> **RECORDS PROVIDED**:
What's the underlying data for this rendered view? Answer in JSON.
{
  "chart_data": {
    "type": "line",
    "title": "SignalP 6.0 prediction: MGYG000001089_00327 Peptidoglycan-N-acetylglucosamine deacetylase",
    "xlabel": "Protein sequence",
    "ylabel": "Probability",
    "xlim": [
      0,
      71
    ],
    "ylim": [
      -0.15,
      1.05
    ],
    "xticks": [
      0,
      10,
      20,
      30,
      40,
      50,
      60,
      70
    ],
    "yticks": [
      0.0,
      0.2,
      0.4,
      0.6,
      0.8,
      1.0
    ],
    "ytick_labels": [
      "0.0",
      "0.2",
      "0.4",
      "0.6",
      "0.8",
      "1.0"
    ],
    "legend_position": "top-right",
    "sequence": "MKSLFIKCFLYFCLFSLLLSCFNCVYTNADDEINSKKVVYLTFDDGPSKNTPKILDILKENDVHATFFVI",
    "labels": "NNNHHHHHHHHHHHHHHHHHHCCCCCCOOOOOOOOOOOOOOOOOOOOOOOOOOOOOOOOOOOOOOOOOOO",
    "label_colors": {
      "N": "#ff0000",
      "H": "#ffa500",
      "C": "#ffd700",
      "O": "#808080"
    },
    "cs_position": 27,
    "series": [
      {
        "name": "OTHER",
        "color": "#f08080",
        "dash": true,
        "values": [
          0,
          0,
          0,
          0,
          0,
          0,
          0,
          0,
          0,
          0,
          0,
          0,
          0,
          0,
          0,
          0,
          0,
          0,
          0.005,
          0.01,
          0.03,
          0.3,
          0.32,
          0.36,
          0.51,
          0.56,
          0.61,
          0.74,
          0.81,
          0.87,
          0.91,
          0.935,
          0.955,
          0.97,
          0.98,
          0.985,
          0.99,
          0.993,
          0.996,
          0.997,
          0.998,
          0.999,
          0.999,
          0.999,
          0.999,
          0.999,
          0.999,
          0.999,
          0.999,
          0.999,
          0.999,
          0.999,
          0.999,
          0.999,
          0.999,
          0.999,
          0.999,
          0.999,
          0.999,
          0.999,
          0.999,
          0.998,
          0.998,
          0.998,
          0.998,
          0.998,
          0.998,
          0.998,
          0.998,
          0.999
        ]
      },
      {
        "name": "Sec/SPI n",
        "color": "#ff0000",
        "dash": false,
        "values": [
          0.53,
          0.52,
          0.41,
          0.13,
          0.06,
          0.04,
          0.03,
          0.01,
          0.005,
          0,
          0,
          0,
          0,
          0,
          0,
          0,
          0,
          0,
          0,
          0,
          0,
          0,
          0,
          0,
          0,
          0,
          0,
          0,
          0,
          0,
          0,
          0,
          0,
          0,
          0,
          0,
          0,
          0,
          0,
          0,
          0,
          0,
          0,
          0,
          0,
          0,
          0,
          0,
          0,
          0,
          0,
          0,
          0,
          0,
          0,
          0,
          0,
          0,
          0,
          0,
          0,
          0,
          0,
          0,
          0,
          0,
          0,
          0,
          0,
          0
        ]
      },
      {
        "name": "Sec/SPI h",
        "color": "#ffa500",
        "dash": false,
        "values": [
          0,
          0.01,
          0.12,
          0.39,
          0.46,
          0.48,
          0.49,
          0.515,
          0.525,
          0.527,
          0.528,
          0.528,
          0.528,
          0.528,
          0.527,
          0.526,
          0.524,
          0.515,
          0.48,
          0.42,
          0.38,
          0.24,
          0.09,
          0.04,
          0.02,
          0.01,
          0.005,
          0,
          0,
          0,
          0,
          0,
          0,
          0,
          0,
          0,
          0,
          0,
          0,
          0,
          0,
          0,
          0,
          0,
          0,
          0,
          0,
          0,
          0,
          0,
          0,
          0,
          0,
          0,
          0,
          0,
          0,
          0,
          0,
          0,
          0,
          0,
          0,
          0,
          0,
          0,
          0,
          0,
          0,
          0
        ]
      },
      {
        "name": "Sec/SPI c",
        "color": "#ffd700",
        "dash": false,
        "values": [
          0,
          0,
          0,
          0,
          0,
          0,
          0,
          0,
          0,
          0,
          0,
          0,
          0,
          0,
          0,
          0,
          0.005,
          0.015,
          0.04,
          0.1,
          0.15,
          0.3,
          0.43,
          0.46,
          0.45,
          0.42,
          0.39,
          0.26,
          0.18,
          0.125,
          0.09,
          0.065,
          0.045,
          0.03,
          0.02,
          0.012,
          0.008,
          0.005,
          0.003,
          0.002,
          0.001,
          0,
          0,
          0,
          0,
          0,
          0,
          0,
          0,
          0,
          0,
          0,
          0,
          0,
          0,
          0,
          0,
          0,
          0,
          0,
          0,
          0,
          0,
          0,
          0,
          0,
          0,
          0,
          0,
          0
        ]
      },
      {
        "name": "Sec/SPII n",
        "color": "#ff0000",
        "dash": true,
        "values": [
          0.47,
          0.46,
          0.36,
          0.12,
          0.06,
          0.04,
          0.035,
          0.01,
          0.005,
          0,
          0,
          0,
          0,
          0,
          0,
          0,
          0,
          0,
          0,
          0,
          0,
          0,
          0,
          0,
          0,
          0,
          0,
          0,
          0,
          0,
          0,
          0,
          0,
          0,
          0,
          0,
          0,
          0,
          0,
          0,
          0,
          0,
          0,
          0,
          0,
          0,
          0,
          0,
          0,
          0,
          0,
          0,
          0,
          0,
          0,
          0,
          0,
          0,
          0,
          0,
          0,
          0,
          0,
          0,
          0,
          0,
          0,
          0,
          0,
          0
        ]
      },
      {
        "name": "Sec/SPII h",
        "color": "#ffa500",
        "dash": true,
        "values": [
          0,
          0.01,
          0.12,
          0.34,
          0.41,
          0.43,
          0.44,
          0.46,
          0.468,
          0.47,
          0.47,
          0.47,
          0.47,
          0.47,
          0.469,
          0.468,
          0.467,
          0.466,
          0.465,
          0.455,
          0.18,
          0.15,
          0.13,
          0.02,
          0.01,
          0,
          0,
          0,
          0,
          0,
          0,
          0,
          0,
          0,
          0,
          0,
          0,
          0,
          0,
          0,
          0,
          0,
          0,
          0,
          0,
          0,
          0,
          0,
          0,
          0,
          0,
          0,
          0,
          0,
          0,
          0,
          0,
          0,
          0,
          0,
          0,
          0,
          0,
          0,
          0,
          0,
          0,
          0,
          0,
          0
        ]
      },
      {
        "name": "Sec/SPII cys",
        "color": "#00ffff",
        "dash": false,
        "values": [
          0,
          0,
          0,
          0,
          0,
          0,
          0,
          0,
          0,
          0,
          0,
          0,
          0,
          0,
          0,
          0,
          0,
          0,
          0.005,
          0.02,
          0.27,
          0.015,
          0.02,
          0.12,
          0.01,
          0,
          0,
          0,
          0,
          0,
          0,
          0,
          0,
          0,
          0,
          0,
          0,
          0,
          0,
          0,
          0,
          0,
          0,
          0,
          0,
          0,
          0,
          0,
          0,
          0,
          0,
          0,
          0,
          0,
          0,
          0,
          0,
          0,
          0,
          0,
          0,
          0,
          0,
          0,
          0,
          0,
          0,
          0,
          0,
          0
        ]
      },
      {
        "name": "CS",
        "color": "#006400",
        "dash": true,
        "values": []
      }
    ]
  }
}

> **EXERCISE**:
Please return every line in the data that includes the string "sequence".

> **EXERCISE SOLUTION**:
    "xlabel": "Protein sequence",
    "sequence": "MKSLFIKCFLYFCLFSLLLSCFNCVYTNADDEINSKKVVYLTFDDGPSKNTPKILDILKENDVHATFFVI",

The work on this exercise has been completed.